## Recorded information
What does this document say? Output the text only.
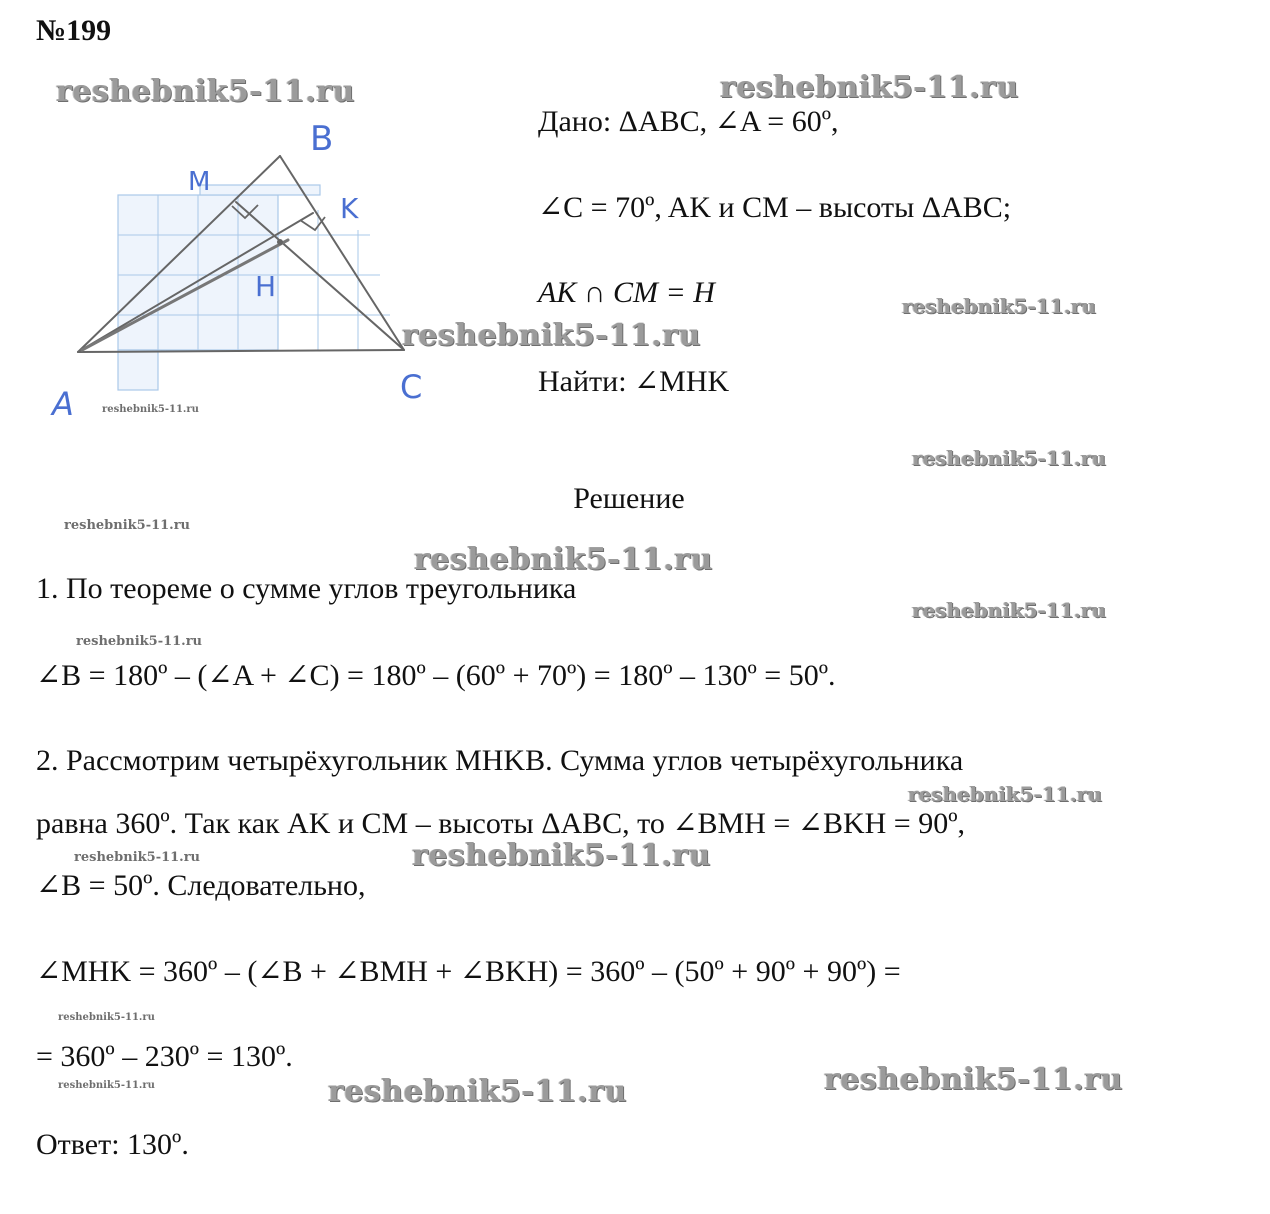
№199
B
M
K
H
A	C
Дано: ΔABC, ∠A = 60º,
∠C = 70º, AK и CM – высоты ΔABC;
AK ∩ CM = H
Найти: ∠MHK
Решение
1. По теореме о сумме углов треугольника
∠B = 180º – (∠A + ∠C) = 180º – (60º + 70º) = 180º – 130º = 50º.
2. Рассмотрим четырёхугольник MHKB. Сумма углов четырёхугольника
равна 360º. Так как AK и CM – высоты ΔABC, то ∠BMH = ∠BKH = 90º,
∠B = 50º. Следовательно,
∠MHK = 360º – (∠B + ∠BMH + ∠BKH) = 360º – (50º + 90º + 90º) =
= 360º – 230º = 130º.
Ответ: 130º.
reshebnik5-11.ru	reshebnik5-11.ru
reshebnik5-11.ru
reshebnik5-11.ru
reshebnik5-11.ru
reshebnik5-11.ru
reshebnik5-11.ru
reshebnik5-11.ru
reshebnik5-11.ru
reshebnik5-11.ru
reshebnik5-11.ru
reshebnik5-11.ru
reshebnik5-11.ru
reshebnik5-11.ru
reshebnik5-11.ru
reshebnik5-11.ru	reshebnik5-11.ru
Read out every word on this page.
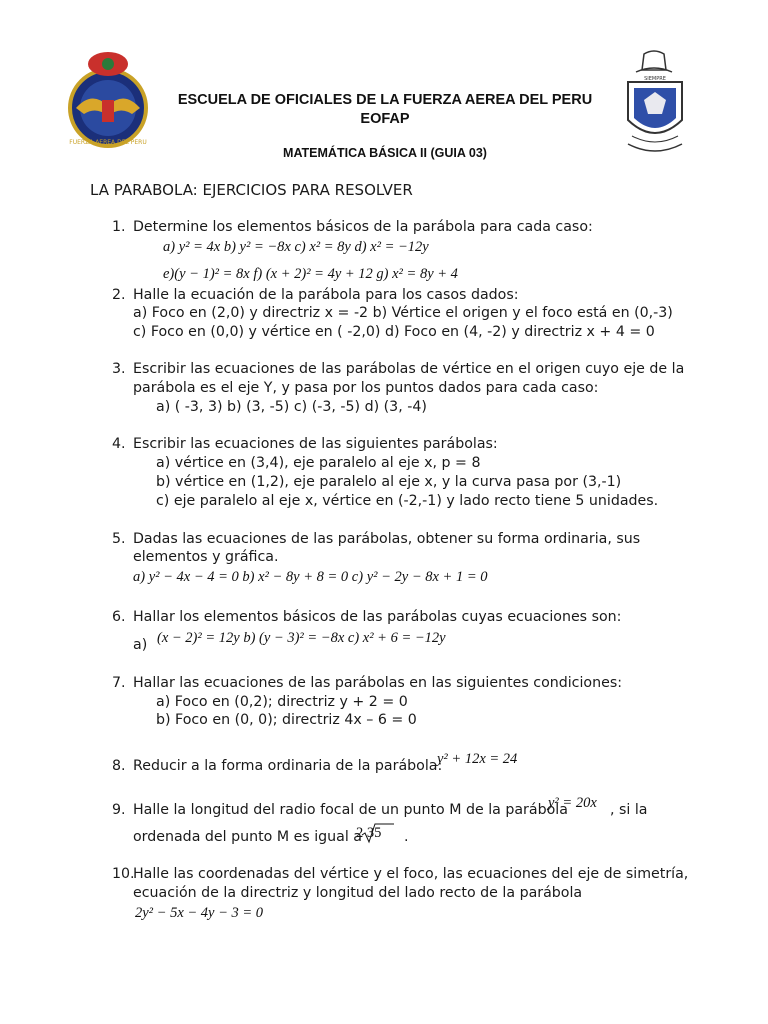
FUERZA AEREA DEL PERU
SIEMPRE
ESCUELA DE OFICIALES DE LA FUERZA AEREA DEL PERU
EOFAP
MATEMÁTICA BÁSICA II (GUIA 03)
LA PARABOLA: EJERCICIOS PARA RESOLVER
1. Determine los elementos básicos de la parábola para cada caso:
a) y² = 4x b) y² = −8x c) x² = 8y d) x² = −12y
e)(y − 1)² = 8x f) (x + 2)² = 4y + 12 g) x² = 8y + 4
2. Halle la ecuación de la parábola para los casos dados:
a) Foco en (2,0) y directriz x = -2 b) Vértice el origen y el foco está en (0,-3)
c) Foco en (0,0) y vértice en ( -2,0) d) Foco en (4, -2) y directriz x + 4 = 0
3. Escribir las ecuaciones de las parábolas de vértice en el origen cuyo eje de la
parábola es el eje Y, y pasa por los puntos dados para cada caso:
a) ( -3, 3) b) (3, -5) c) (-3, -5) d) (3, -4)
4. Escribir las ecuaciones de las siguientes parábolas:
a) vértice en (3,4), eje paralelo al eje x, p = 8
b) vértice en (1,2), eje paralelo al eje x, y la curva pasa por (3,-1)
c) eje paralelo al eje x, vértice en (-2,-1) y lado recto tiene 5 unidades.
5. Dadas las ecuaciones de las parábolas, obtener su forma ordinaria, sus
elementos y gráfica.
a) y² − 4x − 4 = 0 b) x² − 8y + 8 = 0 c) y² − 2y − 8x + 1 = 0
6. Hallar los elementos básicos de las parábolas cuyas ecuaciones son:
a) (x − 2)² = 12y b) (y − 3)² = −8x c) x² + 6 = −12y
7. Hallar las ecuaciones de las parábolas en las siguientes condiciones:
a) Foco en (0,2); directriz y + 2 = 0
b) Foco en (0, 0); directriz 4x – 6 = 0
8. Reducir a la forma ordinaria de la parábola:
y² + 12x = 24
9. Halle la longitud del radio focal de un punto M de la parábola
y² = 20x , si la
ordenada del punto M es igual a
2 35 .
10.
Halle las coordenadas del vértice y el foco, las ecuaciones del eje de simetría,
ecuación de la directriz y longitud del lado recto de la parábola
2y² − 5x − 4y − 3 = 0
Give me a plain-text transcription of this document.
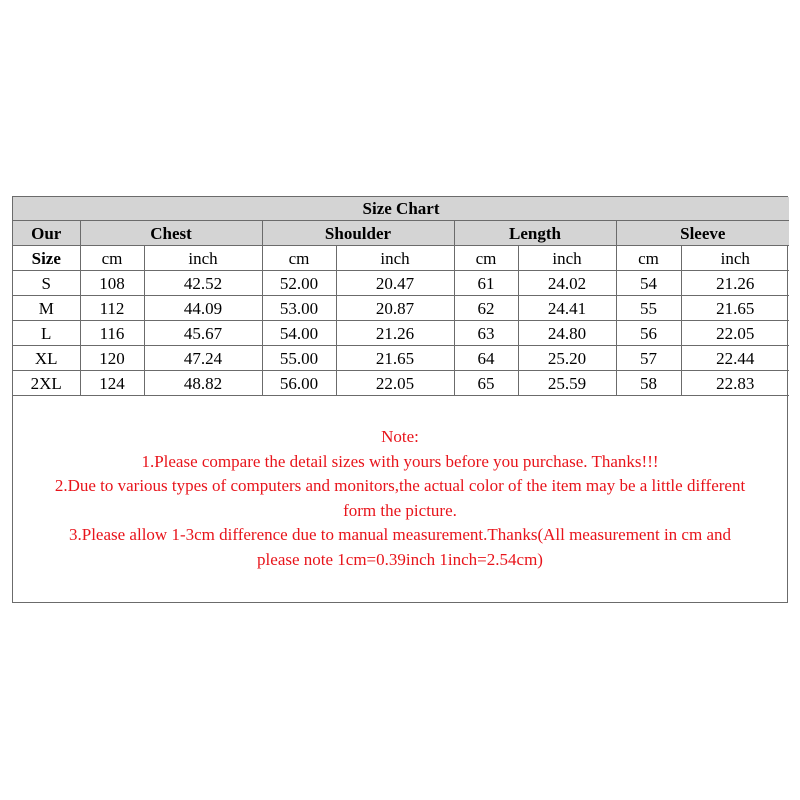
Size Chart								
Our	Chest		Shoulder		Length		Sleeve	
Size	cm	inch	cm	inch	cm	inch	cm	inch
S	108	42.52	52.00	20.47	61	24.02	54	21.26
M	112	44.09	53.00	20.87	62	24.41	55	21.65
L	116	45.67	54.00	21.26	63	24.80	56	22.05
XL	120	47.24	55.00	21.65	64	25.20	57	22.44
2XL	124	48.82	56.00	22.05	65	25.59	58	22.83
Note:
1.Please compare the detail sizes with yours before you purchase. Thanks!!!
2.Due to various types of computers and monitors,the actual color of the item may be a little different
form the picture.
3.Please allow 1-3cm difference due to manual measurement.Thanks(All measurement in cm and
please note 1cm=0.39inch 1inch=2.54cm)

## Task details
Reproduce each line exactly as it appears, omitting the pictures.

## Worked answer
What does this document say? Output the text only.
№199
B
M
K
H
A	C
Дано: ΔABC, ∠A = 60º,
∠C = 70º, AK и CM – высоты ΔABC;
AK ∩ CM = H
Найти: ∠MHK
Решение
1. По теореме о сумме углов треугольника
∠B = 180º – (∠A + ∠C) = 180º – (60º + 70º) = 180º – 130º = 50º.
2. Рассмотрим четырёхугольник MHKB. Сумма углов четырёхугольника
равна 360º. Так как AK и CM – высоты ΔABC, то ∠BMH = ∠BKH = 90º,
∠B = 50º. Следовательно,
∠MHK = 360º – (∠B + ∠BMH + ∠BKH) = 360º – (50º + 90º + 90º) =
= 360º – 230º = 130º.
Ответ: 130º.
reshebnik5-11.ru	reshebnik5-11.ru
reshebnik5-11.ru
reshebnik5-11.ru
reshebnik5-11.ru
reshebnik5-11.ru
reshebnik5-11.ru
reshebnik5-11.ru
reshebnik5-11.ru
reshebnik5-11.ru
reshebnik5-11.ru
reshebnik5-11.ru
reshebnik5-11.ru
reshebnik5-11.ru
reshebnik5-11.ru
reshebnik5-11.ru	reshebnik5-11.ru
Read out every word on this page.
FUERZA AEREA DEL PERU
SIEMPRE
ESCUELA DE OFICIALES DE LA FUERZA AEREA DEL PERU
EOFAP
MATEMÁTICA BÁSICA II (GUIA 03)
LA PARABOLA: EJERCICIOS PARA RESOLVER
1. Determine los elementos básicos de la parábola para cada caso:
a) y² = 4x b) y² = −8x c) x² = 8y d) x² = −12y
e)(y − 1)² = 8x f) (x + 2)² = 4y + 12 g) x² = 8y + 4
2. Halle la ecuación de la parábola para los casos dados:
a) Foco en (2,0) y directriz x = -2 b) Vértice el origen y el foco está en (0,-3)
c) Foco en (0,0) y vértice en ( -2,0) d) Foco en (4, -2) y directriz x + 4 = 0
3. Escribir las ecuaciones de las parábolas de vértice en el origen cuyo eje de la
parábola es el eje Y, y pasa por los puntos dados para cada caso:
a) ( -3, 3) b) (3, -5) c) (-3, -5) d) (3, -4)
4. Escribir las ecuaciones de las siguientes parábolas:
a) vértice en (3,4), eje paralelo al eje x, p = 8
b) vértice en (1,2), eje paralelo al eje x, y la curva pasa por (3,-1)
c) eje paralelo al eje x, vértice en (-2,-1) y lado recto tiene 5 unidades.
5. Dadas las ecuaciones de las parábolas, obtener su forma ordinaria, sus
elementos y gráfica.
a) y² − 4x − 4 = 0 b) x² − 8y + 8 = 0 c) y² − 2y − 8x + 1 = 0
6. Hallar los elementos básicos de las parábolas cuyas ecuaciones son:
a) (x − 2)² = 12y b) (y − 3)² = −8x c) x² + 6 = −12y
7. Hallar las ecuaciones de las parábolas en las siguientes condiciones:
a) Foco en (0,2); directriz y + 2 = 0
b) Foco en (0, 0); directriz 4x – 6 = 0
8. Reducir a la forma ordinaria de la parábola:
y² + 12x = 24
9. Halle la longitud del radio focal de un punto M de la parábola
y² = 20x , si la
ordenada del punto M es igual a
2 35 .
10.
Halle las coordenadas del vértice y el foco, las ecuaciones del eje de simetría,
ecuación de la directriz y longitud del lado recto de la parábola
2y² − 5x − 4y − 3 = 0
Give me a plain-text transcription of this document.
Size Chart								
Our	Chest		Shoulder		Length		Sleeve	
Size	cm	inch	cm	inch	cm	inch	cm	inch
S	108	42.52	52.00	20.47	61	24.02	54	21.26
M	112	44.09	53.00	20.87	62	24.41	55	21.65
L	116	45.67	54.00	21.26	63	24.80	56	22.05
XL	120	47.24	55.00	21.65	64	25.20	57	22.44
2XL	124	48.82	56.00	22.05	65	25.59	58	22.83
Note:
1.Please compare the detail sizes with yours before you purchase. Thanks!!!
2.Due to various types of computers and monitors,the actual color of the item may be a little different
form the picture.
3.Please allow 1-3cm difference due to manual measurement.Thanks(All measurement in cm and
please note 1cm=0.39inch 1inch=2.54cm)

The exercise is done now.